Extracto de la página:

□ □ □ □ □ □ □

UN "HOSPITAL DE LOS HORRORES" EN EL PUNTO DE MIRA DE REPUBLICANOS Y FRANQUISTAS

 

El doctor Leopoldo Benito Fuertes, fotografiado en agosto de 1936 con taquilleras y acomodadoras de la Asociación de Dependientes de Espectáculos Públicos de UGT que asistían a los milicianos en la entonces casa de reposo, futuro Hospital Militar n.º 14, destinado a presos derechistas, prisioneros de guerra y automutilados del ejército republicano, en el convento de las Mercedarias de la calle de la Puebla 1. (Foto: Almazán. "Ahora", 4 de agosto de 1936, Biblioteca Nacional de España)

La historia del Hospital Militar n.º 14, creado por los republicanos en Madrid para presos derechistas, prisioneros de guerra y automutilados de sus propias fuerzas militares, constituye uno de los capítulos más sombríos de la Guerra Civil. Situado en el incautado convento de las Mercedarias de la calle de la Puebla, junto a la Gran Vía, las denuncias de los malos tratos a los enfermos, con gravísimas acusaciones como la de aplicarles inyecciones de  pus, abandonarlos sin cura o aislarlos durante meses en habitaciones inmundas, provocaron dos procedimientos judiciales contra su personal: uno impulsado por las autoridades republicanas durante la contienda y otro abierto después por los franquistas. Un caso insólito del que escribí el pasado marzo en el suplemento "Crónica" de "El Mundo" (https://www.elmundo.es/cronica/2021/03/04/6037a43ffc6c8386138b45be.html), gracias a la amabilidad de su director, Ildefonso Olmedo, y que hoy rescato ampliado en este blog.       

Una noche de 1938, en plena Guerra Civil, en el Hospital Militar n.º 14 de Madrid, en la calle de la Puebla 1, a la sombra del edificio de la Telefónica de la Gran Vía. Una joven enfermera, Teodora Palomo, de 22 años, cruza los desiertos pasillos. Imprevistamente se encuentra con un capitán médico provisional, Alfonso Fernández, tinerfeño de 38 años. Se sobresalta y tiene razones para ello: el doctor es temido por todas las compañeras por acosador. De hecho, el capitán médico se abalanza sobre ella, la agarra fuertemente de los brazos e intenta besarla. Ella se resiste, logra desasirse y huye con tanta ansiedad que está a punto de desmayarse al llegar a su cuarto.

La joven enfermera relató este episodio en su declaración en un expediente por acoso sexual abierto por las autoridades republicanas contra el doctor Fernández. Con este expediente comienza a escribirse una terrible historia, otra más, del Madrid triplemente sitiado por las bombas, el terror y el hambre, que movió a intervenir, caso insólito, primero a la justicia republicana y después a la franquista. Una historia, la del Hospital Militar n.º 14, conservada en la causa 1808 del Archivo General e Histórico de Defensa de Madrid, en la que asoman desde el abismo de la guerra las entrañas de la condición humana: muerte, dolor, odio, crueldad, traición, venganza, amor, sexo… 

Vista en Google Maps de la fachada del convento que da a la calle de la Puebla. Durante la guerra, el hospital-prisión fue alcanzado por cuarenta proyectiles de artillería pese a tener presos derechistas.

□ □ □ □ □ □ □

Datos para analizar:
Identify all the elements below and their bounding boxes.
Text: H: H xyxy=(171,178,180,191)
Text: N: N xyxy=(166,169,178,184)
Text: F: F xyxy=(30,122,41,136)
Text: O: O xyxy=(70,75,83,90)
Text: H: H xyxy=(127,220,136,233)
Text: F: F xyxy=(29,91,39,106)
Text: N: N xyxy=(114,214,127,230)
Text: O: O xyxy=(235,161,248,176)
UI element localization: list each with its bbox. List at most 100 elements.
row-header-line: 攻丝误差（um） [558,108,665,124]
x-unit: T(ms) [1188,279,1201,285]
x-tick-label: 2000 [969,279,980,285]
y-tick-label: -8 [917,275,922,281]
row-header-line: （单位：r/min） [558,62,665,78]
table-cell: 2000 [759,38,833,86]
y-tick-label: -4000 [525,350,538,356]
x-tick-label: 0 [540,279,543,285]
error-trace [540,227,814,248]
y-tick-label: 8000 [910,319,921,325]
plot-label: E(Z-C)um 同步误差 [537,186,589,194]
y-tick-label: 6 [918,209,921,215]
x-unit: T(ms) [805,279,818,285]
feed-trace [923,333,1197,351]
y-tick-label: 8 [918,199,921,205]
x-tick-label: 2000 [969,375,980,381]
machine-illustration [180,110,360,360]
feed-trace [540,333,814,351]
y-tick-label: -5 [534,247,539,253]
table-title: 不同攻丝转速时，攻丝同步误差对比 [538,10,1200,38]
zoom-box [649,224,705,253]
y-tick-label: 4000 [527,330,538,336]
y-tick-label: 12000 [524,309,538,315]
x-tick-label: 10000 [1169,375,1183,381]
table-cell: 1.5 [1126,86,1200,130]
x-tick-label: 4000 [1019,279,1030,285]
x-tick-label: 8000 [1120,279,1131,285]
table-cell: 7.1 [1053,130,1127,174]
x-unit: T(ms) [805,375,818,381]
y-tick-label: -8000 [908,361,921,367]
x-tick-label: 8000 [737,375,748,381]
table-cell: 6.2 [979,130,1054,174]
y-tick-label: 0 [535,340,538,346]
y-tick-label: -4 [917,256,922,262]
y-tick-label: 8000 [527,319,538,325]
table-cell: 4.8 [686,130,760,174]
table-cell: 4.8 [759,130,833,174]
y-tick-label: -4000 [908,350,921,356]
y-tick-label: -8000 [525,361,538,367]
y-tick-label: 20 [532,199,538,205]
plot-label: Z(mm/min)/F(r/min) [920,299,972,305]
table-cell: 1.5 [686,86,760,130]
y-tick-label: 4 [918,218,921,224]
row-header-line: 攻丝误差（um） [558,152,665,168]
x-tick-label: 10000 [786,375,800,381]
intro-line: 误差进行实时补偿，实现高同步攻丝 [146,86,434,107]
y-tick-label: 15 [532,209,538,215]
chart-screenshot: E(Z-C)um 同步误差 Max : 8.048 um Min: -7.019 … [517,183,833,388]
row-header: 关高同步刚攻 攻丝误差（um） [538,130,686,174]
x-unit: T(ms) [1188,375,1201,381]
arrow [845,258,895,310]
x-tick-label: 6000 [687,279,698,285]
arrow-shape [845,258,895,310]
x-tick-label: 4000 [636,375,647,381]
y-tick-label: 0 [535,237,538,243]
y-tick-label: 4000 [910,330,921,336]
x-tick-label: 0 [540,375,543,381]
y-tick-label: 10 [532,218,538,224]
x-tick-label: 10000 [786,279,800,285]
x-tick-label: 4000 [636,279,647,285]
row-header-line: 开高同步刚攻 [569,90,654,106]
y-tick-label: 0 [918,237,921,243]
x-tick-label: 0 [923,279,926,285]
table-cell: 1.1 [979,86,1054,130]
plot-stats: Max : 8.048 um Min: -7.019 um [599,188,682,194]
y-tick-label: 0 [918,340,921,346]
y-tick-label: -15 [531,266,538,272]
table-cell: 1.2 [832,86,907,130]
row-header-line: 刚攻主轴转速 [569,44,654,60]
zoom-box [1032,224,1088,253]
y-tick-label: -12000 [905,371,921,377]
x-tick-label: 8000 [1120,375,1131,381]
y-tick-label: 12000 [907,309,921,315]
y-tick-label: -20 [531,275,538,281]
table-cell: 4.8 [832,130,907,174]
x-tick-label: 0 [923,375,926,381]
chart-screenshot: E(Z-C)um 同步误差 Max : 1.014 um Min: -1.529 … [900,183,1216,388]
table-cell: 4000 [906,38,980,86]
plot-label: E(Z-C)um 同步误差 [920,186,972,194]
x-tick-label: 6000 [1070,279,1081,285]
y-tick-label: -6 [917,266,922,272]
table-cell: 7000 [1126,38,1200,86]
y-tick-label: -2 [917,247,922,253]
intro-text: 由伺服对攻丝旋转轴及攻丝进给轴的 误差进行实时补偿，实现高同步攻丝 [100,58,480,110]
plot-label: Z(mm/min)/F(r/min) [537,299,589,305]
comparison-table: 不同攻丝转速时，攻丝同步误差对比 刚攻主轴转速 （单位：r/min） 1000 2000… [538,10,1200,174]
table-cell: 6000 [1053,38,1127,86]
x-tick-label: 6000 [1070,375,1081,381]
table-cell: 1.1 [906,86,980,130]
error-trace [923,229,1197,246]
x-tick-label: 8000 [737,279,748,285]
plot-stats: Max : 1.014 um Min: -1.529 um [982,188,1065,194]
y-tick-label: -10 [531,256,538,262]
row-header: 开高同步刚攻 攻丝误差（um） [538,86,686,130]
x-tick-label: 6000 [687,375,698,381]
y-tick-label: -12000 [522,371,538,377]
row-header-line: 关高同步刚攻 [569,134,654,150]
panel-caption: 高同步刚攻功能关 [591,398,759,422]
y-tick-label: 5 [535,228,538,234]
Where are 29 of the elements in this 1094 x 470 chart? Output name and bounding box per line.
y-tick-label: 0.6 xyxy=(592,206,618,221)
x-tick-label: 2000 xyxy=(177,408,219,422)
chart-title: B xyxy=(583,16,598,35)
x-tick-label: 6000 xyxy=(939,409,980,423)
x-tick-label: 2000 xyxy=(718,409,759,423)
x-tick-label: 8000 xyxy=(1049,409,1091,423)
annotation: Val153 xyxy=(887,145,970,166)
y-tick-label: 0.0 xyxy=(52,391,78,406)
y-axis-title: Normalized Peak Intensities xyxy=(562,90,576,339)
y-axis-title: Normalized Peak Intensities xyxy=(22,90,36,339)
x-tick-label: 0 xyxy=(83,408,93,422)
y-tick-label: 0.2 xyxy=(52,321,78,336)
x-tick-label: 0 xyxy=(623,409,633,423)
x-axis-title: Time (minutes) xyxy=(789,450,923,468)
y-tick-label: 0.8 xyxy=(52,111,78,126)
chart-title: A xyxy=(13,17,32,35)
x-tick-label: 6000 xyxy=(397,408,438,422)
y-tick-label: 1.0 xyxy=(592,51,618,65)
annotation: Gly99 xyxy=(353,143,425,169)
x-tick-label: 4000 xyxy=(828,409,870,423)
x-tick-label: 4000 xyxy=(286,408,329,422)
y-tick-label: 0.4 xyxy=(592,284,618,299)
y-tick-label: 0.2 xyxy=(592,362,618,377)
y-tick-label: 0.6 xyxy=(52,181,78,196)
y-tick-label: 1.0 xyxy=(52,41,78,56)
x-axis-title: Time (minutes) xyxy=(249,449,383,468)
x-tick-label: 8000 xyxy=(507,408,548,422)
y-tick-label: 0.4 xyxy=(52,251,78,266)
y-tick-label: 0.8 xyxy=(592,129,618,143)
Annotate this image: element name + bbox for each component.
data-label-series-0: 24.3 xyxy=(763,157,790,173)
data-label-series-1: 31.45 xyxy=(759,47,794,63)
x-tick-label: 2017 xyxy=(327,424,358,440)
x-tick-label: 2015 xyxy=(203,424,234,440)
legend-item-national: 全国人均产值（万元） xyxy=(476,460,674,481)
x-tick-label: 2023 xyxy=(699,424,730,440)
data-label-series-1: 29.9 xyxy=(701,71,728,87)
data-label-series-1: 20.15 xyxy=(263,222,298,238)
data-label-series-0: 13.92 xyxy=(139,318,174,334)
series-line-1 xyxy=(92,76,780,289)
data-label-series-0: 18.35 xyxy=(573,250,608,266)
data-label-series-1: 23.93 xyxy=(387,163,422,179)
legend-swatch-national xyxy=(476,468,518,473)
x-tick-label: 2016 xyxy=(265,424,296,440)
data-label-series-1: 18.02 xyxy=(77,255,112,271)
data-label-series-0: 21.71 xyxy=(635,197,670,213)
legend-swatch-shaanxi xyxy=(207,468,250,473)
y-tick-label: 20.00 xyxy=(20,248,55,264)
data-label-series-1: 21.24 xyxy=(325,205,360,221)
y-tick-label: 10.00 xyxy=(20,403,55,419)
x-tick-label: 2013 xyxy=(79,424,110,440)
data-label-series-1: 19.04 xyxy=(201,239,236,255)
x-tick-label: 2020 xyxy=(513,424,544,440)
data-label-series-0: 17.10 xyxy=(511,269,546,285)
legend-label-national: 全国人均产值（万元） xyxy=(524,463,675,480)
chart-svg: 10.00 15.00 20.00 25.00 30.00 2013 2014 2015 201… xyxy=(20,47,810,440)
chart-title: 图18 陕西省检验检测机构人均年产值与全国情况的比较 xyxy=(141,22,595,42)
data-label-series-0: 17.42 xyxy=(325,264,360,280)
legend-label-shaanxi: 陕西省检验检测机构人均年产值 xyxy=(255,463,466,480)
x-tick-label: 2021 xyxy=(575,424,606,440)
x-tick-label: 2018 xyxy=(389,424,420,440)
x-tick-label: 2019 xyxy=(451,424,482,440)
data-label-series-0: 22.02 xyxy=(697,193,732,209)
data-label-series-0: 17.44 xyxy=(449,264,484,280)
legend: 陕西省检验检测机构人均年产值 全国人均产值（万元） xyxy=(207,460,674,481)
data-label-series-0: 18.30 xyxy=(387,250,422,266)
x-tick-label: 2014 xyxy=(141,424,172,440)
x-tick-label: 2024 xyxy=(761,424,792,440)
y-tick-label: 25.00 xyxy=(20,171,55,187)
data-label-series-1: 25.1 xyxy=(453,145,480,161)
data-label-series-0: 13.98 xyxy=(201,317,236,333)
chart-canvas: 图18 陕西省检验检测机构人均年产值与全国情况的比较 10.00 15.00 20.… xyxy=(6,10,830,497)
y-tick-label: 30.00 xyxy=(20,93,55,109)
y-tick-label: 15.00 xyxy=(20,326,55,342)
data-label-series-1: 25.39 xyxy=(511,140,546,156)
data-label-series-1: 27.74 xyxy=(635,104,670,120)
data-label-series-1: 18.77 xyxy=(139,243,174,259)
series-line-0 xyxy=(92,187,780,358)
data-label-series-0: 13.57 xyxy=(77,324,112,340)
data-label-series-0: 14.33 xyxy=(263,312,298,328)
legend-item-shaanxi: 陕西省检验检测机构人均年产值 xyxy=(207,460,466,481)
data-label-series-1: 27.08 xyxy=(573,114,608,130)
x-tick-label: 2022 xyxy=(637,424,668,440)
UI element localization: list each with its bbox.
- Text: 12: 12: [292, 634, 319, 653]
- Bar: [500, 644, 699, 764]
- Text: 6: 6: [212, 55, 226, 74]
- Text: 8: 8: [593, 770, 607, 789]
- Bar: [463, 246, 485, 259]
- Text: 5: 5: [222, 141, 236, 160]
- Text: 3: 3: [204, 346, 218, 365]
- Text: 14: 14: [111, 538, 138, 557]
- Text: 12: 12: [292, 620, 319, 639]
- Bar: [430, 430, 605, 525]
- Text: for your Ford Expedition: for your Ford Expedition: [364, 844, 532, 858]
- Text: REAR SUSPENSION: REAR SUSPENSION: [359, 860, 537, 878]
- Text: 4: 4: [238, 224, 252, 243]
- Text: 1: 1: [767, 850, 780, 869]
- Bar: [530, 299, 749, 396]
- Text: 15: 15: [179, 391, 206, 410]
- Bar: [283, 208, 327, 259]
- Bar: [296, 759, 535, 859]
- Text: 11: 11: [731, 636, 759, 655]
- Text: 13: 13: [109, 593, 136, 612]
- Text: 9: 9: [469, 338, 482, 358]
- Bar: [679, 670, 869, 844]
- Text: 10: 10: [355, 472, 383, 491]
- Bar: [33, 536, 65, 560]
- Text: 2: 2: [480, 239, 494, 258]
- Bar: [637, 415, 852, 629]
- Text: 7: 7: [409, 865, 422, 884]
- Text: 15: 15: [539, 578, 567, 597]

□ □ □ □ □ □ □

Ejercicios:
1. Explica en una a tres oraciones por qué, según el texto sobre el Hospital Militar n.º 14, la enfermera Teodora Palomo se sobresalta al encontrarse con el capitán médico Alfonso Fernández.
2. Extrae del texto sobre el Hospital Militar n.º 14 el fragmento que comienza con las palabras "Vista en Google" y termina con "tener presos derechistas.".

Soluciones:
1. Se sobresalta porque el doctor Alfonso Fernández es temido por todas sus compañeras por acosador. De hecho, el capitán médico se abalanza sobre ella, la agarra fuertemente de los brazos e intenta besarla.

2.
Vista en Google Maps de la fachada del convento que da a la calle de la Puebla. Durante la guerra, el hospital-prisión fue alcanzado por cuarenta proyectiles de artillería pese a tener presos derechistas.